Exercise
Records follow. Select each line holding "text".

Data records:
- - - - -

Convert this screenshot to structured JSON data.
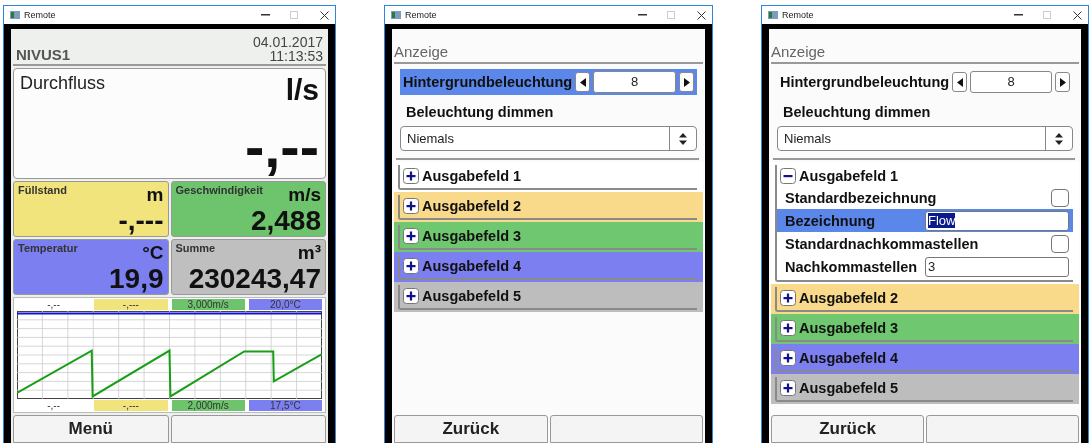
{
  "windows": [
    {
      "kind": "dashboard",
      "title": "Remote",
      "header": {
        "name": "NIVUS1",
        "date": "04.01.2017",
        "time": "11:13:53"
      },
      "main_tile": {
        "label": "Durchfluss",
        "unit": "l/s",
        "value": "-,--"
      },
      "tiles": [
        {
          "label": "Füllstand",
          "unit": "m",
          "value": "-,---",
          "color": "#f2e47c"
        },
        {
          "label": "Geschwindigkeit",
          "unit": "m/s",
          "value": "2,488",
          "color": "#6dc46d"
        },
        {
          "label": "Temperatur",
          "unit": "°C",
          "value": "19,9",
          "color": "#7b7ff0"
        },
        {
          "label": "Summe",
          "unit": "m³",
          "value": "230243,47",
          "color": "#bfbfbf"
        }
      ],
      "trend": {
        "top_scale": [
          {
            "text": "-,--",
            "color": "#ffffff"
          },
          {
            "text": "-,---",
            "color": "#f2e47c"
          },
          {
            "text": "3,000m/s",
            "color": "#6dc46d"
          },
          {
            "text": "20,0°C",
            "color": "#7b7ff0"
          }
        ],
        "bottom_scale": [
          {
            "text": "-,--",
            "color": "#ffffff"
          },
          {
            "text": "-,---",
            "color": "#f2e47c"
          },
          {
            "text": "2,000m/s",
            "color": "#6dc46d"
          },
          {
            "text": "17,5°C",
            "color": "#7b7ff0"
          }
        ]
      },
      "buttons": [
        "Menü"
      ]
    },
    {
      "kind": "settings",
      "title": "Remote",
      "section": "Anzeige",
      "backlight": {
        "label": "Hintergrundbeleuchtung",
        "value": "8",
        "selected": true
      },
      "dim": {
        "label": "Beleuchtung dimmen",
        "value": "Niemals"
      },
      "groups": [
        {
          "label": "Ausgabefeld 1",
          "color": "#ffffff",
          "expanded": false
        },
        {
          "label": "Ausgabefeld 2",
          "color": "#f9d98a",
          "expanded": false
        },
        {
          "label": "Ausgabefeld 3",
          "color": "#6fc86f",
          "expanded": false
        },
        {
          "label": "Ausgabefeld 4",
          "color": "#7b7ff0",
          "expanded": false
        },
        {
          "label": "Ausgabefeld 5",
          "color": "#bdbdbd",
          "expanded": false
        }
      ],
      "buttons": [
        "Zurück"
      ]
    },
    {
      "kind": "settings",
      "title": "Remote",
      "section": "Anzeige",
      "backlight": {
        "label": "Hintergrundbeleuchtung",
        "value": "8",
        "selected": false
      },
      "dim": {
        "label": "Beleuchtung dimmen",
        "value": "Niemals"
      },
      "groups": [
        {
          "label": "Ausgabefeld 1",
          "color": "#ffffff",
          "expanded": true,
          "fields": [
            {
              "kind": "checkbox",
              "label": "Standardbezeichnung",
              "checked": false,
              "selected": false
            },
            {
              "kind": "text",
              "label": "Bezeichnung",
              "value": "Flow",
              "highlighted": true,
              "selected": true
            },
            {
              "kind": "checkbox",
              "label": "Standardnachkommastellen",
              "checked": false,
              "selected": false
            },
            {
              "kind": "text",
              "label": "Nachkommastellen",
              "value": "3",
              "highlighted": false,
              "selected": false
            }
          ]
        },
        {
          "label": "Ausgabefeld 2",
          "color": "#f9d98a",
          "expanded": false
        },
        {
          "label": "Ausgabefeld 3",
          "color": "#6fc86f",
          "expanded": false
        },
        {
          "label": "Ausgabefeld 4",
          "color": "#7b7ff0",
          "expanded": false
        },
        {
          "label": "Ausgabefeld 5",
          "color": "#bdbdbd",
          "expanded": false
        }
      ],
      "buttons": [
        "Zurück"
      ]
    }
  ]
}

- - - - -

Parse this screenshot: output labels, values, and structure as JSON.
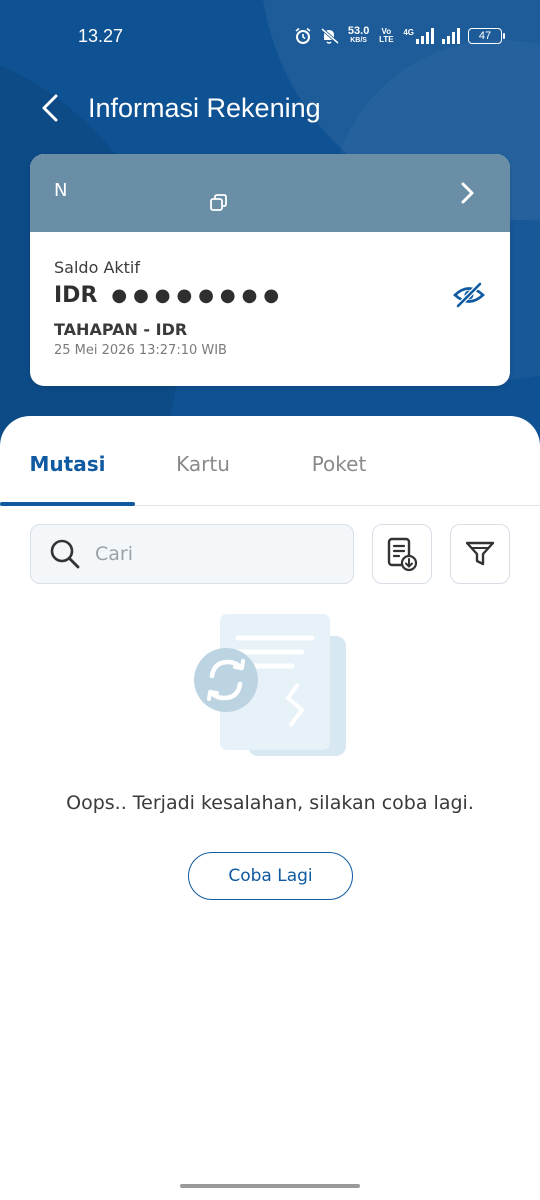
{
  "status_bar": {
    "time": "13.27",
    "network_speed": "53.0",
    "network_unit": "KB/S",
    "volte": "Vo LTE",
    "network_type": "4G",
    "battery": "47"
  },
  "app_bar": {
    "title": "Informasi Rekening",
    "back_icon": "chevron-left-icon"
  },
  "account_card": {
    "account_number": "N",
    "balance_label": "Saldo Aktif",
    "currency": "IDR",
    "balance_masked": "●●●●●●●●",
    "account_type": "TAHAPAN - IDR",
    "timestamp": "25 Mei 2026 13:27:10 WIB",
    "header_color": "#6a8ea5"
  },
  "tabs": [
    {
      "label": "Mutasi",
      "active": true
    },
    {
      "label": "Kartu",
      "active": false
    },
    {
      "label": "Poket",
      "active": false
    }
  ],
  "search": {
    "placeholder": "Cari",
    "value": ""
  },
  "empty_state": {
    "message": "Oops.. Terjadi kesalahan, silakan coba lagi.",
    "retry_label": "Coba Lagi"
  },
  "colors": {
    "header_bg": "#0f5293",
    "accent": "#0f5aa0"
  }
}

- - - - -

Reply to the task
            "text": "-,--",
            "text": "-,---",
            "text": "3,000m/s",
            "text": "20,0°C",
            "text": "-,--",
            "text": "-,---",
            "text": "2,000m/s",
            "text": "17,5°C",
              "kind": "text",
              "kind": "text",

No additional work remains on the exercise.